# What is required
For the entries that follow, state how many lines include the word "Untersuchungen", giving the number and nothing else.

---

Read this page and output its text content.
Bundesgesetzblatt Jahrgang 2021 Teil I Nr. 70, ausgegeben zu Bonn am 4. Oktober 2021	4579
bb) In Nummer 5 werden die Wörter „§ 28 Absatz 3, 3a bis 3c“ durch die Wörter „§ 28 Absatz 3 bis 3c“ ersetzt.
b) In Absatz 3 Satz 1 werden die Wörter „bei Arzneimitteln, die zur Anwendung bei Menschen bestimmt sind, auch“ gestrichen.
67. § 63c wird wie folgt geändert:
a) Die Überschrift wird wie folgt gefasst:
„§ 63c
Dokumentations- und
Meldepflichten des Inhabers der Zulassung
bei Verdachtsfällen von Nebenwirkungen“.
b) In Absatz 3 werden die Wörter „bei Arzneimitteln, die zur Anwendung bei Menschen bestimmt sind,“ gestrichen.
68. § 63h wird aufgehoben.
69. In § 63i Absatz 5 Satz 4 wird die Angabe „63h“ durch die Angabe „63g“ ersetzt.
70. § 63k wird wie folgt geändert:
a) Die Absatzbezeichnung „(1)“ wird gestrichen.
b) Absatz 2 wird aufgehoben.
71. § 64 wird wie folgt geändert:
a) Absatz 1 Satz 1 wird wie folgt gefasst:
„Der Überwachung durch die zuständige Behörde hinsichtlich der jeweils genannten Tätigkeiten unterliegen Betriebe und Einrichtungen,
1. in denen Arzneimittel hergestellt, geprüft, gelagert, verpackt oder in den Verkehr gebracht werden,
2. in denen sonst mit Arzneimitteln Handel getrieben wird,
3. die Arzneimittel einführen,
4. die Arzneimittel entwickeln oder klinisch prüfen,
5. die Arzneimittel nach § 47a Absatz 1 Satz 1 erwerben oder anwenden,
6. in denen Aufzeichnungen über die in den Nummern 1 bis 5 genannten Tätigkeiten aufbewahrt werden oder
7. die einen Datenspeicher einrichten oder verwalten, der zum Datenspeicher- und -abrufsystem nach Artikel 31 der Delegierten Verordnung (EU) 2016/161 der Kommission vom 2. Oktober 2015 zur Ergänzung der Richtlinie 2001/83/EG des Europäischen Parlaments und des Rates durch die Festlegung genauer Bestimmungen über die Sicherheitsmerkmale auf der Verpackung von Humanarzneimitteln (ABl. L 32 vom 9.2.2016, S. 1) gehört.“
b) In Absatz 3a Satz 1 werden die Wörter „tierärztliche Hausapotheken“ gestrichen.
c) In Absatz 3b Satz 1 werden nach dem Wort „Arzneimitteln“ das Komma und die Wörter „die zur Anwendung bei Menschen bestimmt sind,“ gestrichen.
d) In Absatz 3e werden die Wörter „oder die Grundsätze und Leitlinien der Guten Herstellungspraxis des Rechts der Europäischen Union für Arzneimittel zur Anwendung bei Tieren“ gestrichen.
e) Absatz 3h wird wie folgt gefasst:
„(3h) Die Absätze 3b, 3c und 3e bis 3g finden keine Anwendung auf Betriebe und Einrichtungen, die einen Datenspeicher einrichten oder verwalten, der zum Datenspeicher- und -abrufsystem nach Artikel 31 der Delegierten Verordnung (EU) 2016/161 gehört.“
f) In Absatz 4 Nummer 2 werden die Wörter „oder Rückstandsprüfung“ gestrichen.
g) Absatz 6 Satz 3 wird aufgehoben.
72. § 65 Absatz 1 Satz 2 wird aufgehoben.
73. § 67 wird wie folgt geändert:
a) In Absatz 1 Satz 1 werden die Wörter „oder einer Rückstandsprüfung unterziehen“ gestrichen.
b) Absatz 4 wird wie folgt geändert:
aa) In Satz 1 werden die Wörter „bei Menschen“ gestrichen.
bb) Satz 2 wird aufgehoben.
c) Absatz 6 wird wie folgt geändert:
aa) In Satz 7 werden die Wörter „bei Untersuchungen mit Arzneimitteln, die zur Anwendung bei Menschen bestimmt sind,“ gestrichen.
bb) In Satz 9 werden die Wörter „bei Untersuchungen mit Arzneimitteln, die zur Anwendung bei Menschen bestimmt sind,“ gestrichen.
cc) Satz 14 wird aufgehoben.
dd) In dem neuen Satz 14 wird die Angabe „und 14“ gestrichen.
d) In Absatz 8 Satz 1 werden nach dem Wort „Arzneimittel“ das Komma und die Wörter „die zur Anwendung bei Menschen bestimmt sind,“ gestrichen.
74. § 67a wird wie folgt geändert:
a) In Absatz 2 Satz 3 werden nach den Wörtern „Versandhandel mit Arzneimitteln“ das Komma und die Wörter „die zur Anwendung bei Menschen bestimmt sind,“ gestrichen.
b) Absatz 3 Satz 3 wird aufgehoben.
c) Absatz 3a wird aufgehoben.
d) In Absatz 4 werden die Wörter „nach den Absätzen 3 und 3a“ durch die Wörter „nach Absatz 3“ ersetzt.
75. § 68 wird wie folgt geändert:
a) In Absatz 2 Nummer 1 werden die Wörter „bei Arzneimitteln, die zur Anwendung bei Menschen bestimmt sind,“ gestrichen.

---

# Exercise solution
2